• SHORT EXERCISE 1:
For the mailing-list reply on OpenPGP main keys and subkeys, state whether each statement below agrees with it, answering yes or no and quoting the deciding words: (a) a mainkey can be created so that it is not allowed to sign data; (b) signature subkeys become valid without signing the mainkey; (c) OpenPGP treats signatures made by a subkey as weaker than those made by a mainkey.
• SHORT EXERCISE 2:
Extend the mailing-list reply on OpenPGP main keys and subkeys, picking up after its final sentence.

• SOURCE PASSAGE:
──────
Trying to understand the bond between master and subordinate key pairs

Hauke Laging mailinglisten at hauke-laging.de
Wed Feb 12 11:19:13 CET 2014


Am Mi 12.02.2014, 07:02:51 schrieb Faru Guredo:

> This is suggested — as far as I understand — in order to keep
> the original master key for signing in a secret place, because master
> signing key = my genuine identity. But.

Signing (data) is not the relevant aspect of a mainkey. Certification 
(i.e. signing key components) is. You can create mainkeys which are not 
capable (i.e: not allowed) of signing data at all.


> Which public keys should be uploaded to the keyserver?

All public keys must be available to the public. (You cannot even 
prevent that from happening.) The public mainkey is necessary for the 
verification that the subkeys belong to this mainkey. Furthermore it is 
needed for the fingerprint check.


> But what about gathering
> signatures of other people on your own public key? Should I upload
> public key of my master signing key along with the public key of the
> subordinate keypair I am planning to use daily?

These two components are not related at all. These should be two 
distinct questions.


> I don’t get the bond between master keys and subordinate keys. Does it
> even exist?

The mainkey binds the subkeys by signing them. Signature subkeys have to 
sign the mainkey, too, in order to become valid.

OpenPGP considers signatures by a subkey as equivalent to those by a 
mainkey. But if everyone understand what this means (and how it can be 
checked) then you can use the protected mainkey for more secure 
signatures (if you do not have a more secure other key). You can use it 
for more secure encryption, too (again: If everyone involved understands 
how to do that).


> To me they look like totally different keys.

They are, technically. They could even be exchanged. But the OpenPGP key 
format marks one as the mainkey and the other ones as subkeys.
──────
• RECORD EXTRACTS:
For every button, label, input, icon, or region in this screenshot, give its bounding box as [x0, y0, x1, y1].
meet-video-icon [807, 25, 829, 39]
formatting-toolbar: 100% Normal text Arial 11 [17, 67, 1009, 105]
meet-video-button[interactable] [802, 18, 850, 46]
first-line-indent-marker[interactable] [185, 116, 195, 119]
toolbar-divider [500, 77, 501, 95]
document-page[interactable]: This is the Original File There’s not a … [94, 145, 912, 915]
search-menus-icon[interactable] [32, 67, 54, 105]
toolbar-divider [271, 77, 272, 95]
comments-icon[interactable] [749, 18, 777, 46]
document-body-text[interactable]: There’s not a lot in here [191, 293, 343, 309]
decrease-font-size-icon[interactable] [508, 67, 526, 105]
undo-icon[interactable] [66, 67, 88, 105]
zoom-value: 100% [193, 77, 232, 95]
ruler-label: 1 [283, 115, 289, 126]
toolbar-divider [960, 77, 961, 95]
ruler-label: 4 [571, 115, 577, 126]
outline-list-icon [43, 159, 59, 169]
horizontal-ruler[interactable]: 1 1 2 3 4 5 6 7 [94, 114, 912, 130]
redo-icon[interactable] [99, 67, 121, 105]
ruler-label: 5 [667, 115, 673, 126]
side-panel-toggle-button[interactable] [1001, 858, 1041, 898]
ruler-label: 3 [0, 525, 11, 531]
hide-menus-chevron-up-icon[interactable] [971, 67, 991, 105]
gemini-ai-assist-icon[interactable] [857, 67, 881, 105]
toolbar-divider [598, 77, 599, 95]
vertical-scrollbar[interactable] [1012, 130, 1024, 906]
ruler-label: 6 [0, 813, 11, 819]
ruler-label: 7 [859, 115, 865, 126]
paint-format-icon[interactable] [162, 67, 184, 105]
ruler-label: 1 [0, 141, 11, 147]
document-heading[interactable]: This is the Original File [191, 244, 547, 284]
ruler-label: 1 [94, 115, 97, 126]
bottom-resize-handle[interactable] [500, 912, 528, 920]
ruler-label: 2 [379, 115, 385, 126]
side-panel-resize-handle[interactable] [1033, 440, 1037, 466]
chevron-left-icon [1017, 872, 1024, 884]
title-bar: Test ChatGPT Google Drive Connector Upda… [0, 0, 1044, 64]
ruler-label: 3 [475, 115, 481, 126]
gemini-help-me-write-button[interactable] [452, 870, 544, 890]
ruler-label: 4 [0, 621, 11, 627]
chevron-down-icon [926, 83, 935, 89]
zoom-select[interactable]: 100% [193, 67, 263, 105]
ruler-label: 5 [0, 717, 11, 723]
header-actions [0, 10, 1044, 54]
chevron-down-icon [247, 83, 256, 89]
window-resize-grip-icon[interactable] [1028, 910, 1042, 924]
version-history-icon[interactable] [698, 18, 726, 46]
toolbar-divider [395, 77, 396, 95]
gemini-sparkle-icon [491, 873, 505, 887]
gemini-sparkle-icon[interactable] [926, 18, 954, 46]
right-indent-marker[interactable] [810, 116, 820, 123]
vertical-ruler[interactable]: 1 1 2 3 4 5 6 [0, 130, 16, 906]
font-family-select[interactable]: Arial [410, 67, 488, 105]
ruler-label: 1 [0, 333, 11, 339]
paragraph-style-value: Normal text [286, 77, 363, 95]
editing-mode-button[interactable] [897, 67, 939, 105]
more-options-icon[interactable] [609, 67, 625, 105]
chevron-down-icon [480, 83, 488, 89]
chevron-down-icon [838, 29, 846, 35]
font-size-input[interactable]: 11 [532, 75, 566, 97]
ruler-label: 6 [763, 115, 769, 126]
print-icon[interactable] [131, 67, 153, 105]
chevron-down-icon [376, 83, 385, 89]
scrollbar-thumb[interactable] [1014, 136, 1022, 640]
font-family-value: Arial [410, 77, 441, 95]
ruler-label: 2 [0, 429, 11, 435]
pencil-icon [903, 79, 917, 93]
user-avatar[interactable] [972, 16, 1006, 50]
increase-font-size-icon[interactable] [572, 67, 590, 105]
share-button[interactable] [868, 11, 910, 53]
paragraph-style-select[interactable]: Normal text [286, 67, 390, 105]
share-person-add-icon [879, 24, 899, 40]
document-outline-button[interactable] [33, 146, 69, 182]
──────
• FINAL ANSWER 1:
(a) Yes: "You can create mainkeys which are not capable (i.e: not allowed) of signing data at all."
(b) No: "Signature subkeys have to sign the mainkey, too, in order to become valid."
(c) No: "OpenPGP considers signatures by a subkey as equivalent to those by a mainkey."

• FINAL ANSWER 2:
> Okay, when I
> usually sign files with key AAAAAAAA when I send them to Alice, and
> eventually I want to sign her key (…which of her keys, actually? The
> one she uses daily or the one she keeps like me? If she keeps it, how
> did it get to me? Which public keys supposed to collect signatures of
> other people — of the master one or newly created subordinate one?),
> I need to use my master key BBBBBBBB. How does she know that BBBBBBBB
> is also my key if they have different IDs?

That's not the way keys are used. You tell the application to use the 
key 0xAAAAAAAA. That always refers to a mainkey. The OpenPGP subsystem 
(GnuPG) then selects the appropriate key: either the mainkey of a 
subkey. Your contacts only verify 0xAAAAAAAA. Possible subkeys are 
verified automatically (you cannot prevent that). Signatures are shown 
to be made by the mainkey.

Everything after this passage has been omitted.